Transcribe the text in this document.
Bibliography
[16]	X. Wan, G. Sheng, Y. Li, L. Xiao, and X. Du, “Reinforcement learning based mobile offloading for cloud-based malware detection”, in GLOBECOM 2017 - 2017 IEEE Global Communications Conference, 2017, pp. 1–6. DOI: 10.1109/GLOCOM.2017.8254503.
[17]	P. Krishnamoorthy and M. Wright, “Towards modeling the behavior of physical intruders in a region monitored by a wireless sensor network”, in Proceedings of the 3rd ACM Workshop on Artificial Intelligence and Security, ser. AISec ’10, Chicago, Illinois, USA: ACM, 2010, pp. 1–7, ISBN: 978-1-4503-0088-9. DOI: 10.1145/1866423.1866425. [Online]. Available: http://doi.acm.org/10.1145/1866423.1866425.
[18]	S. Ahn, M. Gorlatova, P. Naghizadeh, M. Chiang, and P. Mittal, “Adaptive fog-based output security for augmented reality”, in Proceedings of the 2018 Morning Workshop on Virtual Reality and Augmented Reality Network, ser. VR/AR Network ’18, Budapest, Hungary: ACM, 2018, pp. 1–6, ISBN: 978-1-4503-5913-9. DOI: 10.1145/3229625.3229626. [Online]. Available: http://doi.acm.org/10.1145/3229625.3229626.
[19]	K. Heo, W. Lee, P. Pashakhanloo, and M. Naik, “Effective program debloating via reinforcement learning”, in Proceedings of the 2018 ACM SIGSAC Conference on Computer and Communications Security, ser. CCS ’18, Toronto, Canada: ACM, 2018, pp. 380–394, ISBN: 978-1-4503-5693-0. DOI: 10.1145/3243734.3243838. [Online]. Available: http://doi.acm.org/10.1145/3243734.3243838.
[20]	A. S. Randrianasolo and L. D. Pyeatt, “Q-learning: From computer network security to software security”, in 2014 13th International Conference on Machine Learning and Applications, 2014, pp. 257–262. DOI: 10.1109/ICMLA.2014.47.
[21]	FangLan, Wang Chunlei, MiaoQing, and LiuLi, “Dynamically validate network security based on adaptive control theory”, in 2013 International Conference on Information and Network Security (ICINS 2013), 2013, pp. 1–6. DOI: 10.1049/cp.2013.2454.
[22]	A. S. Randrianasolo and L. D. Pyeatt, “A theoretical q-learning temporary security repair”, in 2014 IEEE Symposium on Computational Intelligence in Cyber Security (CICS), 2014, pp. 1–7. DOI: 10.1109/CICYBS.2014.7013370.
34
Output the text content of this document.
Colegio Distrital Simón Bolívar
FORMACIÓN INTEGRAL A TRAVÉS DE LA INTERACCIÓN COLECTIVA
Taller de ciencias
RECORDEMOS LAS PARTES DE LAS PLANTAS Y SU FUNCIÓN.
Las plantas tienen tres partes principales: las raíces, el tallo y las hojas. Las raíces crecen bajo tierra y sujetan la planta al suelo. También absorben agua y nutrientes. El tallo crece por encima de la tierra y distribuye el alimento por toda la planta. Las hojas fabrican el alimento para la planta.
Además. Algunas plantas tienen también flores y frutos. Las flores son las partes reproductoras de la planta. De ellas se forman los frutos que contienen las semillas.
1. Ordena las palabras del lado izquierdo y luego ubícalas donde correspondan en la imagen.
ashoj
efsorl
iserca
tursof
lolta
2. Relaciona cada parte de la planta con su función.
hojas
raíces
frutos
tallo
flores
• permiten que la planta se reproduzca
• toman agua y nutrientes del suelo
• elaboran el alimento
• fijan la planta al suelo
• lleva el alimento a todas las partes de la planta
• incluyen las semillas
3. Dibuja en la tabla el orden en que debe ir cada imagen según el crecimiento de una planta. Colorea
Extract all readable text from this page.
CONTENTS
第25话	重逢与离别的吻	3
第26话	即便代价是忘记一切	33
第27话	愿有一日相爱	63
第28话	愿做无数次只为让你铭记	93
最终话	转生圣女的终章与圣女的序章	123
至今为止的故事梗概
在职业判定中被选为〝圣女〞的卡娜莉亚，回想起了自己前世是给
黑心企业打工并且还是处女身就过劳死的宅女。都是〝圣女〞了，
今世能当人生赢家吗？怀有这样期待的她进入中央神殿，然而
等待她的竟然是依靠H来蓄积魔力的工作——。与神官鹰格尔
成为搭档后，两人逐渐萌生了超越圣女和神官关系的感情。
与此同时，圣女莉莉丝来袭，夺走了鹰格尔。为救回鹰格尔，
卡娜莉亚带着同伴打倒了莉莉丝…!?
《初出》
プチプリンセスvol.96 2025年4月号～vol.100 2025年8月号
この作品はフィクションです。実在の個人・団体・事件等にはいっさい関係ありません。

Description of the task:
Retype, exactly and only, the lines running from the one with "Extract all readable text from this page." through the final line of the listing above.

Task answer:
Extract all readable text from this page.
CONTENTS
第25话	重逢与离别的吻	3
第26话	即便代价是忘记一切	33
第27话	愿有一日相爱	63
第28话	愿做无数次只为让你铭记	93
最终话	转生圣女的终章与圣女的序章	123
至今为止的故事梗概
在职业判定中被选为〝圣女〞的卡娜莉亚，回想起了自己前世是给
黑心企业打工并且还是处女身就过劳死的宅女。都是〝圣女〞了，
今世能当人生赢家吗？怀有这样期待的她进入中央神殿，然而
等待她的竟然是依靠H来蓄积魔力的工作——。与神官鹰格尔
成为搭档后，两人逐渐萌生了超越圣女和神官关系的感情。
与此同时，圣女莉莉丝来袭，夺走了鹰格尔。为救回鹰格尔，
卡娜莉亚带着同伴打倒了莉莉丝…!?
《初出》
プチプリンセスvol.96 2025年4月号～vol.100 2025年8月号
この作品はフィクションです。実在の個人・団体・事件等にはいっさい関係ありません。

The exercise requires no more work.